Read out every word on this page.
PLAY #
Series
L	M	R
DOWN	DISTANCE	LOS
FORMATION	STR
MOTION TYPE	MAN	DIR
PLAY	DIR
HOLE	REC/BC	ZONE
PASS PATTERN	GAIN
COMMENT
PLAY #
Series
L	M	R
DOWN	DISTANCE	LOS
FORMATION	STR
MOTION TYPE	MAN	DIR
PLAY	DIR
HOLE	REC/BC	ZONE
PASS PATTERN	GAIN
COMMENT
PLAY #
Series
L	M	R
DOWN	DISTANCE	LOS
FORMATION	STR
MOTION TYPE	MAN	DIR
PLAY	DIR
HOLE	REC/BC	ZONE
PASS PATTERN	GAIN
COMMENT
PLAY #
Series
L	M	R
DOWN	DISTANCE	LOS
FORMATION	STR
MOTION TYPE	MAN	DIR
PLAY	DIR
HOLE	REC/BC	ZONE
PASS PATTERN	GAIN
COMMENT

● **Task requirements**
Repeat each entry word for word.

● **Response below**
Read out every word on this page.
PLAY #
Series
L	M	R
DOWN	DISTANCE	LOS
FORMATION	STR
MOTION TYPE	MAN	DIR
PLAY	DIR
HOLE	REC/BC	ZONE
PASS PATTERN	GAIN
COMMENT
PLAY #
Series
L	M	R
DOWN	DISTANCE	LOS
FORMATION	STR
MOTION TYPE	MAN	DIR
PLAY	DIR
HOLE	REC/BC	ZONE
PASS PATTERN	GAIN
COMMENT
PLAY #
Series
L	M	R
DOWN	DISTANCE	LOS
FORMATION	STR
MOTION TYPE	MAN	DIR
PLAY	DIR
HOLE	REC/BC	ZONE
PASS PATTERN	GAIN
COMMENT
PLAY #
Series
L	M	R
DOWN	DISTANCE	LOS
FORMATION	STR
MOTION TYPE	MAN	DIR
PLAY	DIR
HOLE	REC/BC	ZONE
PASS PATTERN	GAIN
COMMENT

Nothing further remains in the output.